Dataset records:
··········

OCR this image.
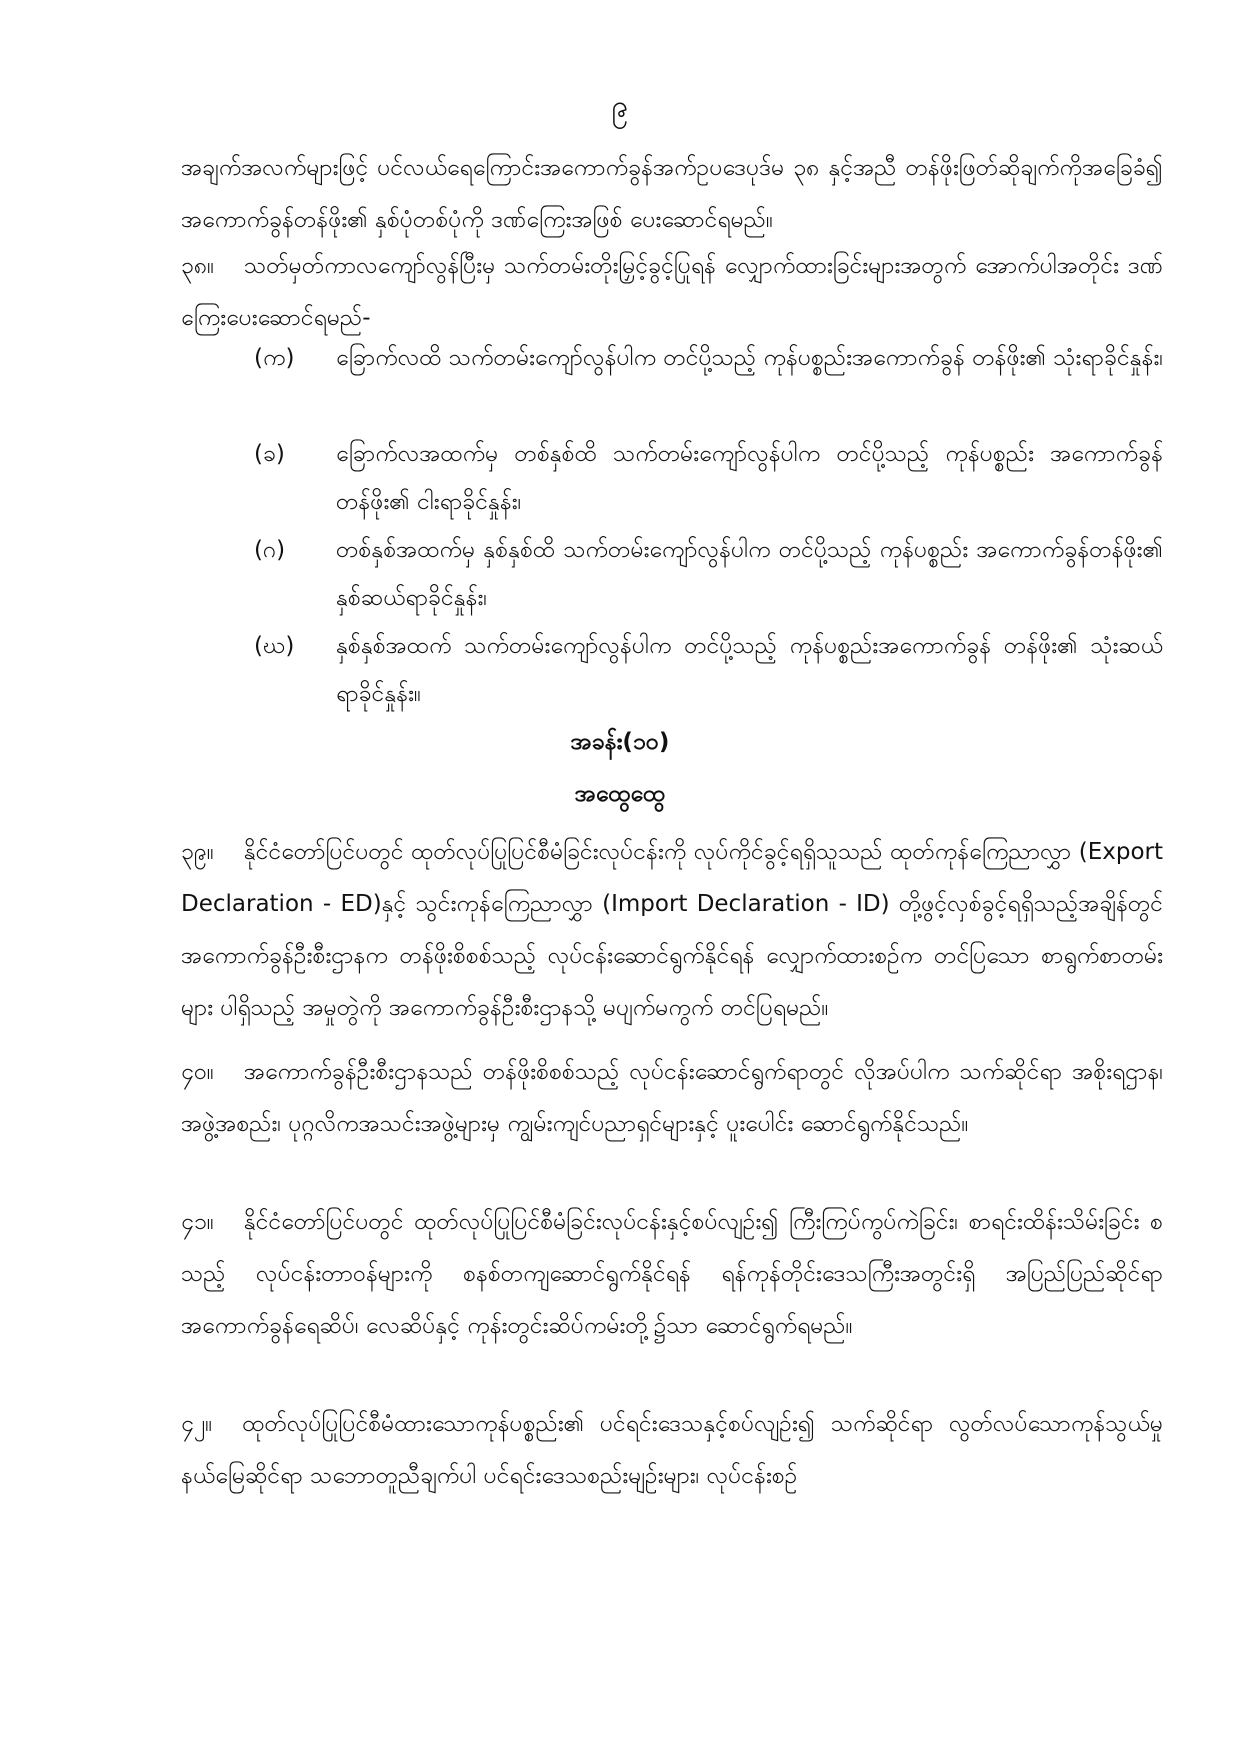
၉
အချက်အလက်များဖြင့် ပင်လယ်ရေကြောင်းအကောက်ခွန်အက်ဥပဒေပုဒ်မ ၃၈ နှင့်အညီ တန်ဖိုးဖြတ်ဆိုချက်ကိုအခြေခံ၍ အကောက်ခွန်တန်ဖိုး၏ နှစ်ပုံတစ်ပုံကို ဒဏ်ကြေးအဖြစ် ပေးဆောင်ရမည်။
၃၈။ သတ်မှတ်ကာလကျော်လွန်ပြီးမှ သက်တမ်းတိုးမြှင့်ခွင့်ပြုရန် လျှောက်ထားခြင်းများအတွက် အောက်ပါအတိုင်း ဒဏ်ကြေးပေးဆောင်ရမည်-
(က)	ခြောက်လထိ သက်တမ်းကျော်လွန်ပါက တင်ပို့သည့် ကုန်ပစ္စည်းအကောက်ခွန် တန်ဖိုး၏ သုံးရာခိုင်နှုန်း၊
(ခ)	ခြောက်လအထက်မှ တစ်နှစ်ထိ သက်တမ်းကျော်လွန်ပါက တင်ပို့သည့် ကုန်ပစ္စည်း အကောက်ခွန်တန်ဖိုး၏ ငါးရာခိုင်နှုန်း၊
(ဂ)	တစ်နှစ်အထက်မှ နှစ်နှစ်ထိ သက်တမ်းကျော်လွန်ပါက တင်ပို့သည့် ကုန်ပစ္စည်း အကောက်ခွန်တန်ဖိုး၏ နှစ်ဆယ်ရာခိုင်နှုန်း၊
(ဃ)	နှစ်နှစ်အထက် သက်တမ်းကျော်လွန်ပါက တင်ပို့သည့် ကုန်ပစ္စည်းအကောက်ခွန် တန်ဖိုး၏ သုံးဆယ်ရာခိုင်နှုန်း။
အခန်း(၁၀)
အထွေထွေ
၃၉။ နိုင်ငံတော်ပြင်ပတွင် ထုတ်လုပ်ပြုပြင်စီမံခြင်းလုပ်ငန်းကို လုပ်ကိုင်ခွင့်ရရှိသူသည် ထုတ်ကုန်ကြေညာလွှာ (Export Declaration - ED)နှင့် သွင်းကုန်ကြေညာလွှာ (Import Declaration - ID) တို့ဖွင့်လှစ်ခွင့်ရရှိသည့်အချိန်တွင် အကောက်ခွန်ဦးစီးဌာနက တန်ဖိုးစိစစ်သည့် လုပ်ငန်းဆောင်ရွက်နိုင်ရန် လျှောက်ထားစဉ်က တင်ပြသော စာရွက်စာတမ်းများ ပါရှိသည့် အမှုတွဲကို အကောက်ခွန်ဦးစီးဌာနသို့ မပျက်မကွက် တင်ပြရမည်။
၄၀။ အကောက်ခွန်ဦးစီးဌာနသည် တန်ဖိုးစိစစ်သည့် လုပ်ငန်းဆောင်ရွက်ရာတွင် လိုအပ်ပါက သက်ဆိုင်ရာ အစိုးရဌာန၊ အဖွဲ့အစည်း၊ ပုဂ္ဂလိကအသင်းအဖွဲ့များမှ ကျွမ်းကျင်ပညာရှင်များနှင့် ပူးပေါင်း ဆောင်ရွက်နိုင်သည်။
၄၁။ နိုင်ငံတော်ပြင်ပတွင် ထုတ်လုပ်ပြုပြင်စီမံခြင်းလုပ်ငန်းနှင့်စပ်လျဉ်း၍ ကြီးကြပ်ကွပ်ကဲခြင်း၊ စာရင်းထိန်းသိမ်းခြင်း စသည့် လုပ်ငန်းတာဝန်များကို စနစ်တကျဆောင်ရွက်နိုင်ရန် ရန်ကုန်တိုင်းဒေသကြီးအတွင်းရှိ အပြည်ပြည်ဆိုင်ရာ အကောက်ခွန်ရေဆိပ်၊ လေဆိပ်နှင့် ကုန်းတွင်းဆိပ်ကမ်းတို့၌သာ ဆောင်ရွက်ရမည်။
၄၂။ ထုတ်လုပ်ပြုပြင်စီမံထားသောကုန်ပစ္စည်း၏ ပင်ရင်းဒေသနှင့်စပ်လျဉ်း၍ သက်ဆိုင်ရာ လွတ်လပ်သောကုန်သွယ်မှုနယ်မြေဆိုင်ရာ သဘောတူညီချက်ပါ ပင်ရင်းဒေသစည်းမျဉ်းများ၊ လုပ်ငန်းစဉ်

··········

Requirement: Write out the whole listing again, exactly, with no pictures.

The output:
OCR this image.
၉
အချက်အလက်များဖြင့် ပင်လယ်ရေကြောင်းအကောက်ခွန်အက်ဥပဒေပုဒ်မ ၃၈ နှင့်အညီ တန်ဖိုးဖြတ်ဆိုချက်ကိုအခြေခံ၍ အကောက်ခွန်တန်ဖိုး၏ နှစ်ပုံတစ်ပုံကို ဒဏ်ကြေးအဖြစ် ပေးဆောင်ရမည်။
၃၈။ သတ်မှတ်ကာလကျော်လွန်ပြီးမှ သက်တမ်းတိုးမြှင့်ခွင့်ပြုရန် လျှောက်ထားခြင်းများအတွက် အောက်ပါအတိုင်း ဒဏ်ကြေးပေးဆောင်ရမည်-
(က)	ခြောက်လထိ သက်တမ်းကျော်လွန်ပါက တင်ပို့သည့် ကုန်ပစ္စည်းအကောက်ခွန် တန်ဖိုး၏ သုံးရာခိုင်နှုန်း၊
(ခ)	ခြောက်လအထက်မှ တစ်နှစ်ထိ သက်တမ်းကျော်လွန်ပါက တင်ပို့သည့် ကုန်ပစ္စည်း အကောက်ခွန်တန်ဖိုး၏ ငါးရာခိုင်နှုန်း၊
(ဂ)	တစ်နှစ်အထက်မှ နှစ်နှစ်ထိ သက်တမ်းကျော်လွန်ပါက တင်ပို့သည့် ကုန်ပစ္စည်း အကောက်ခွန်တန်ဖိုး၏ နှစ်ဆယ်ရာခိုင်နှုန်း၊
(ဃ)	နှစ်နှစ်အထက် သက်တမ်းကျော်လွန်ပါက တင်ပို့သည့် ကုန်ပစ္စည်းအကောက်ခွန် တန်ဖိုး၏ သုံးဆယ်ရာခိုင်နှုန်း။
အခန်း(၁၀)
အထွေထွေ
၃၉။ နိုင်ငံတော်ပြင်ပတွင် ထုတ်လုပ်ပြုပြင်စီမံခြင်းလုပ်ငန်းကို လုပ်ကိုင်ခွင့်ရရှိသူသည် ထုတ်ကုန်ကြေညာလွှာ (Export Declaration - ED)နှင့် သွင်းကုန်ကြေညာလွှာ (Import Declaration - ID) တို့ဖွင့်လှစ်ခွင့်ရရှိသည့်အချိန်တွင် အကောက်ခွန်ဦးစီးဌာနက တန်ဖိုးစိစစ်သည့် လုပ်ငန်းဆောင်ရွက်နိုင်ရန် လျှောက်ထားစဉ်က တင်ပြသော စာရွက်စာတမ်းများ ပါရှိသည့် အမှုတွဲကို အကောက်ခွန်ဦးစီးဌာနသို့ မပျက်မကွက် တင်ပြရမည်။
၄၀။ အကောက်ခွန်ဦးစီးဌာနသည် တန်ဖိုးစိစစ်သည့် လုပ်ငန်းဆောင်ရွက်ရာတွင် လိုအပ်ပါက သက်ဆိုင်ရာ အစိုးရဌာန၊ အဖွဲ့အစည်း၊ ပုဂ္ဂလိကအသင်းအဖွဲ့များမှ ကျွမ်းကျင်ပညာရှင်များနှင့် ပူးပေါင်း ဆောင်ရွက်နိုင်သည်။
၄၁။ နိုင်ငံတော်ပြင်ပတွင် ထုတ်လုပ်ပြုပြင်စီမံခြင်းလုပ်ငန်းနှင့်စပ်လျဉ်း၍ ကြီးကြပ်ကွပ်ကဲခြင်း၊ စာရင်းထိန်းသိမ်းခြင်း စသည့် လုပ်ငန်းတာဝန်များကို စနစ်တကျဆောင်ရွက်နိုင်ရန် ရန်ကုန်တိုင်းဒေသကြီးအတွင်းရှိ အပြည်ပြည်ဆိုင်ရာ အကောက်ခွန်ရေဆိပ်၊ လေဆိပ်နှင့် ကုန်းတွင်းဆိပ်ကမ်းတို့၌သာ ဆောင်ရွက်ရမည်။
၄၂။ ထုတ်လုပ်ပြုပြင်စီမံထားသောကုန်ပစ္စည်း၏ ပင်ရင်းဒေသနှင့်စပ်လျဉ်း၍ သက်ဆိုင်ရာ လွတ်လပ်သောကုန်သွယ်မှုနယ်မြေဆိုင်ရာ သဘောတူညီချက်ပါ ပင်ရင်းဒေသစည်းမျဉ်းများ၊ လုပ်ငန်းစဉ်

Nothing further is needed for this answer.